#### Provided records ####

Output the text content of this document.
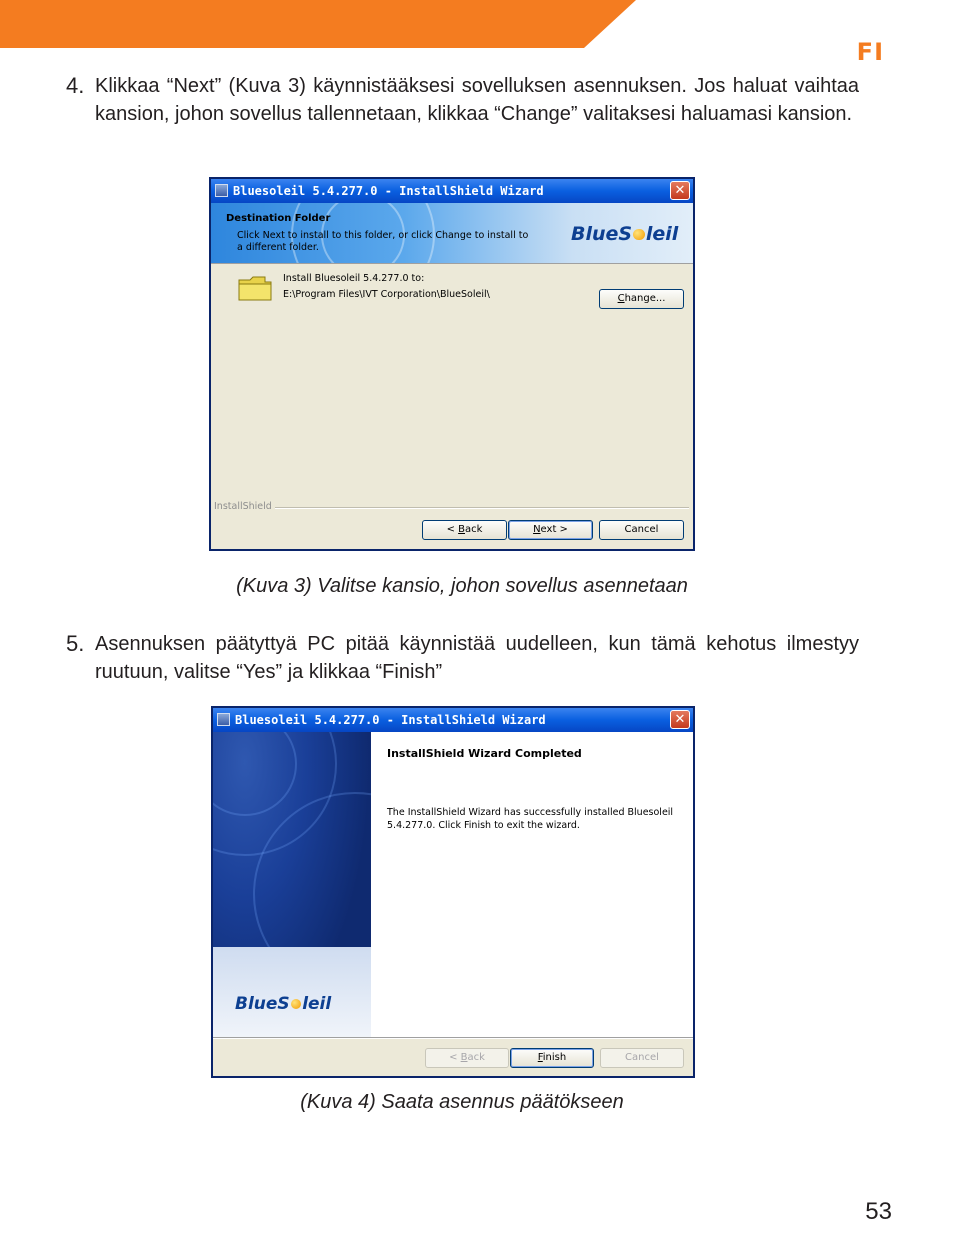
FI
4. Klikkaa “Next” (Kuva 3) käynnistääksesi sovelluksen asennuksen. Jos haluat vaihtaa kansion, johon sovellus tallennetaan, klikkaa “Change” valitaksesi haluamasi kansion.
Bluesoleil 5.4.277.0 - InstallShield Wizard	✕
Destination Folder
Click Next to install to this folder, or click Change to install to a different folder.
BlueS leil
Install Bluesoleil 5.4.277.0 to:
E:\Program Files\IVT Corporation\BlueSoleil\	Change...
InstallShield
< Back	Next >	Cancel
(Kuva 3) Valitse kansio, johon sovellus asennetaan
5. Asennuksen päätyttyä PC pitää käynnistää uudelleen, kun tämä kehotus ilmestyy ruutuun, valitse “Yes” ja klikkaa “Finish”
Bluesoleil 5.4.277.0 - InstallShield Wizard	✕
BlueS leil
InstallShield Wizard Completed
The InstallShield Wizard has successfully installed Bluesoleil 5.4.277.0. Click Finish to exit the wizard.
< Back	Finish	Cancel
(Kuva 4) Saata asennus päätökseen
53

####

** Set problem **
Gather all lines with the string "InstallShield" from the data.

** Worked solution **
Bluesoleil 5.4.277.0 - InstallShield Wizard	✕
InstallShield
Bluesoleil 5.4.277.0 - InstallShield Wizard	✕
InstallShield Wizard Completed
The InstallShield Wizard has successfully installed Bluesoleil 5.4.277.0. Click Finish to exit the wizard.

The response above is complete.